The listing below is the input. Say how many of its lines contain "text", giving the number alone.

----- Given records

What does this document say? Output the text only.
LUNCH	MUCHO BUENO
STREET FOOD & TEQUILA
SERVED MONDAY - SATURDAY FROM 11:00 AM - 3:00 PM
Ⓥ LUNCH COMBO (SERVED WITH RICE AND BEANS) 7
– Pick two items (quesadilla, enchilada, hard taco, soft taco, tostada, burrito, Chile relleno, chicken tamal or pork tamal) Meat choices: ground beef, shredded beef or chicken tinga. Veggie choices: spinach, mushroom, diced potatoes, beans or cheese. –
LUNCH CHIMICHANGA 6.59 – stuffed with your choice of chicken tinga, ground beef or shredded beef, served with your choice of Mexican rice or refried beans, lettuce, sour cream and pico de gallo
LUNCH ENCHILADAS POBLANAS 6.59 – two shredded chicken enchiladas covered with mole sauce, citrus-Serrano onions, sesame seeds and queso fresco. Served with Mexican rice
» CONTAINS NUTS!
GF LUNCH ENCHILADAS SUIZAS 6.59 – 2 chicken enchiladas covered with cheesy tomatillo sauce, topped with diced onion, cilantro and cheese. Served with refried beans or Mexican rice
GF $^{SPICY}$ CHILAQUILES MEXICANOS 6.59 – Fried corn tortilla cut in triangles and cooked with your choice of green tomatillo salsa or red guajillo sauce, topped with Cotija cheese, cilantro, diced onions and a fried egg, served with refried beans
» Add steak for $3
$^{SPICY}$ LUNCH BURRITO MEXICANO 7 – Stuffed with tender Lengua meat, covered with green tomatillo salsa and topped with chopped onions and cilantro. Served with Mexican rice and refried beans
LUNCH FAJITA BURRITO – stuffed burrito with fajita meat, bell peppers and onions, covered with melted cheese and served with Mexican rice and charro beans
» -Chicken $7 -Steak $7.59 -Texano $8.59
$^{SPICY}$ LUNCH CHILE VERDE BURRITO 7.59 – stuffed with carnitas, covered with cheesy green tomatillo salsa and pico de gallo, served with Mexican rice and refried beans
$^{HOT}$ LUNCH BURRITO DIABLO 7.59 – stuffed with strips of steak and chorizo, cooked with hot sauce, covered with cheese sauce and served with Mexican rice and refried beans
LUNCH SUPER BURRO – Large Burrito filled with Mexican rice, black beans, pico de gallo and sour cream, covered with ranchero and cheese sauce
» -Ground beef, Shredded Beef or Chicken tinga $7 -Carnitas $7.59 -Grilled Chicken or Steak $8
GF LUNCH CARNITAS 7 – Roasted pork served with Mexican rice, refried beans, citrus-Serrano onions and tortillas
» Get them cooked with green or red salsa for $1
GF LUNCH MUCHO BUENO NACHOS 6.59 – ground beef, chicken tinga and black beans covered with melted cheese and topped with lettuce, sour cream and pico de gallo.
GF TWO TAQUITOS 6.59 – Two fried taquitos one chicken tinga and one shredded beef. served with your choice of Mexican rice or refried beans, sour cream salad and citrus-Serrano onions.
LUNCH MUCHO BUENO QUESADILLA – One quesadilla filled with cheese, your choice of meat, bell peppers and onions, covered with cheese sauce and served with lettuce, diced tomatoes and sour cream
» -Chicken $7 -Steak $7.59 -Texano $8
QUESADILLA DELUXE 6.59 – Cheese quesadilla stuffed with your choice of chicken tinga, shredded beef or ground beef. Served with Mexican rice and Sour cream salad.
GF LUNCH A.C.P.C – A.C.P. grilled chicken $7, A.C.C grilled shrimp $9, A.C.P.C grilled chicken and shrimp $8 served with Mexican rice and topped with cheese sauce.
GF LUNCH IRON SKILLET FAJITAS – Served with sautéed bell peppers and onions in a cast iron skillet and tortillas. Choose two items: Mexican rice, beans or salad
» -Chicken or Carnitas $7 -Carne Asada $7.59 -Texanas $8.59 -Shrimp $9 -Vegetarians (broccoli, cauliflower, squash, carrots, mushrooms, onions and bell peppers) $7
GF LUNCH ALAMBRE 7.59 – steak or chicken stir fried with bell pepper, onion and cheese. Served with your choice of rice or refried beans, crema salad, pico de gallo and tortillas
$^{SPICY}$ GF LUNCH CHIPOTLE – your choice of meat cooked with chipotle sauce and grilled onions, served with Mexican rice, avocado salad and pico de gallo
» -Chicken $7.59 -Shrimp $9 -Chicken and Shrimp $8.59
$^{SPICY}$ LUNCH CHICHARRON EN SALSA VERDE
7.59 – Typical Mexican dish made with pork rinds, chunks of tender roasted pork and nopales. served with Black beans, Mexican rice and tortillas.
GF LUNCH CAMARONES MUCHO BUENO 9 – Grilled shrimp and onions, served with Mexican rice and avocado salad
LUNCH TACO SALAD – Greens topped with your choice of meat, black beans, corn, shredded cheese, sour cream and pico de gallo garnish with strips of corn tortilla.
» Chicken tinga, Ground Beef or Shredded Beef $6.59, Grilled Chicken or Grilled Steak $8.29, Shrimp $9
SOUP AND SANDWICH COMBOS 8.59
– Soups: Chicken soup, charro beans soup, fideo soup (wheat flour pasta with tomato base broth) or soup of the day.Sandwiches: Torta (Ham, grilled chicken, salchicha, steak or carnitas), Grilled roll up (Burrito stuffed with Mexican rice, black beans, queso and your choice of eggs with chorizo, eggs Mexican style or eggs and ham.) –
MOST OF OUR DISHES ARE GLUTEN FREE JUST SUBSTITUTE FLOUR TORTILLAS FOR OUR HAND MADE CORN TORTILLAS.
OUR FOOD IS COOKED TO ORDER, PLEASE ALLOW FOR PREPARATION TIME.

----------
----- Given records

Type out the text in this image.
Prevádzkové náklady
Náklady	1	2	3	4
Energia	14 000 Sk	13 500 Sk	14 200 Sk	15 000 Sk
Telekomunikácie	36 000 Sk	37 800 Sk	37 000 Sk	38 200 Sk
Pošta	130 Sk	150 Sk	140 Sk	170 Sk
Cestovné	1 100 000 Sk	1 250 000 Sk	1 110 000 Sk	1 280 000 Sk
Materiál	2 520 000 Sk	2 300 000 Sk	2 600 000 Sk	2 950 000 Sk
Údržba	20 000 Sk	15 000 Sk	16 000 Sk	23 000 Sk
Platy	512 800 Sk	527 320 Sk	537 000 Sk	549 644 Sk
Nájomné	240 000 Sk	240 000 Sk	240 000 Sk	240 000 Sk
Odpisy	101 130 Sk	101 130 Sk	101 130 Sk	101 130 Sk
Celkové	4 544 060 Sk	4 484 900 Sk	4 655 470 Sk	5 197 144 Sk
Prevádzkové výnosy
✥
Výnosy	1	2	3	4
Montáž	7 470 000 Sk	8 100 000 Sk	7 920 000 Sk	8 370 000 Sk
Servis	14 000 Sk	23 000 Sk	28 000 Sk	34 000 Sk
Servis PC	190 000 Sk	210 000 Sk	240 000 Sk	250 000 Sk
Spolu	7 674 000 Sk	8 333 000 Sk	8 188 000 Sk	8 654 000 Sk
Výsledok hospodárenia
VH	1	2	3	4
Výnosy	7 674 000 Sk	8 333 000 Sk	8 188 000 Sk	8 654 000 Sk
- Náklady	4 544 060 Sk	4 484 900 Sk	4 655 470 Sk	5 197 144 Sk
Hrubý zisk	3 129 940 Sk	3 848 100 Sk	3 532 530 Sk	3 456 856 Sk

----------

◆ Output of the task ◆
2